Brief
Check each line below for the word "Nueva" and give the number of lines that have it, nothing more.

Information given
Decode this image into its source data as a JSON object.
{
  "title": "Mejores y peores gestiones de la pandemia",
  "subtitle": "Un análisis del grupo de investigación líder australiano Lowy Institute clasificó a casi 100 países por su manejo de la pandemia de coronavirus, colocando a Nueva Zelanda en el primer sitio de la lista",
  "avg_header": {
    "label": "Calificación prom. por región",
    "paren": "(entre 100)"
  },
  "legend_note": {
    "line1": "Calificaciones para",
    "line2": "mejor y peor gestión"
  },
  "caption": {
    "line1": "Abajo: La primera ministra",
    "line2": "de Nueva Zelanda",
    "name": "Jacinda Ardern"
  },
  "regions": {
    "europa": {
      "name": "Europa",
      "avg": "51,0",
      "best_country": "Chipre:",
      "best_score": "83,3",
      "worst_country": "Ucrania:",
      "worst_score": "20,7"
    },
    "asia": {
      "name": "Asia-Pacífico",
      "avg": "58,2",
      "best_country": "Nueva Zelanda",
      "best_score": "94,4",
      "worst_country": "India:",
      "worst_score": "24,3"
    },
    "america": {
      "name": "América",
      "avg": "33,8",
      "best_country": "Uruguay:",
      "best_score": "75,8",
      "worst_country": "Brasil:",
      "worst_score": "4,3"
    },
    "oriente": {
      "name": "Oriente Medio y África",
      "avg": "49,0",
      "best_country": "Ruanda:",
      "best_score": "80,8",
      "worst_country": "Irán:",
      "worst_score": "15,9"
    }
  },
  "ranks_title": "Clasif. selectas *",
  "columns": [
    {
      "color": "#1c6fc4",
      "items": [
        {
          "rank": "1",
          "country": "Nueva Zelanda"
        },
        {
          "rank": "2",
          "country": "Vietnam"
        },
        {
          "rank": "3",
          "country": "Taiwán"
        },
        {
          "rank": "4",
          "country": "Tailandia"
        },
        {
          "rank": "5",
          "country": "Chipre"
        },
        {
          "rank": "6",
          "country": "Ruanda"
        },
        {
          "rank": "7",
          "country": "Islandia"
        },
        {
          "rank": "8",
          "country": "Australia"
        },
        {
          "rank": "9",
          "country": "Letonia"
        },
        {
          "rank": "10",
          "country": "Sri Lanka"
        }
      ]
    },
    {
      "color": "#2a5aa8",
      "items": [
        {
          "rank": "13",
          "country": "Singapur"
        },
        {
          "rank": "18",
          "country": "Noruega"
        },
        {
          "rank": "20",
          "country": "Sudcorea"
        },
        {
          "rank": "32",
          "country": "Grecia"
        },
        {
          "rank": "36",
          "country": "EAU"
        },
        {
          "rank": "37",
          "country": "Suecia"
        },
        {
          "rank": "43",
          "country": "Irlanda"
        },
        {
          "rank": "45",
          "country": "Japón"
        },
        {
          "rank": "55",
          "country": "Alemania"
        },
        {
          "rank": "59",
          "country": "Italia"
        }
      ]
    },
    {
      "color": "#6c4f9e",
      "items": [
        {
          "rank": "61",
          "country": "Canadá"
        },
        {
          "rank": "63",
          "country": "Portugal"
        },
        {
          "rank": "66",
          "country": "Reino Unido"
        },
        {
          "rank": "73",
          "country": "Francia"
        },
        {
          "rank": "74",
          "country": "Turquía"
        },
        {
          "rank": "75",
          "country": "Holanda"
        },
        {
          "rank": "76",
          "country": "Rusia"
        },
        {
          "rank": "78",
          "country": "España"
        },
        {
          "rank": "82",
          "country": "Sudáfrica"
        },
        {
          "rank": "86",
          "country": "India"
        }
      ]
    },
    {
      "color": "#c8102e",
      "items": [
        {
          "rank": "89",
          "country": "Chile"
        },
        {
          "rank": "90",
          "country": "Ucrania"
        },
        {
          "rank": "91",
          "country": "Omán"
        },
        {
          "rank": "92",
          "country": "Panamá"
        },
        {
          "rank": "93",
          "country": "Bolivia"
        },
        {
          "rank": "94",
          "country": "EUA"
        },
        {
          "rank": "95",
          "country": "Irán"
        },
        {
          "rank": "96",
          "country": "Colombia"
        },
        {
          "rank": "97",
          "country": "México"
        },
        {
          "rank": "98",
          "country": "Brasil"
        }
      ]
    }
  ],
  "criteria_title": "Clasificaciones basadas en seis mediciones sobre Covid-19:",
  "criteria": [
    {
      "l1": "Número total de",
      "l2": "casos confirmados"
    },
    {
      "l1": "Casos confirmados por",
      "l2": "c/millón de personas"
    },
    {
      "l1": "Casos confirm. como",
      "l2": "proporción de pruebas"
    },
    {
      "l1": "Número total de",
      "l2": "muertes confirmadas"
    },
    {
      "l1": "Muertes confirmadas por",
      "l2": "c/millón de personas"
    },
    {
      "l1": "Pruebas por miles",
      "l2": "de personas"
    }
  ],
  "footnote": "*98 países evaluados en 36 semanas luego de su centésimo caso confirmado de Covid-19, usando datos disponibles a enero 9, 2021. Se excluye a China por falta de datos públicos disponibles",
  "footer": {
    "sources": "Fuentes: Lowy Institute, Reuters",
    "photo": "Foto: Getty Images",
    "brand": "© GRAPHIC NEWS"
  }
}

Output for this exercise
4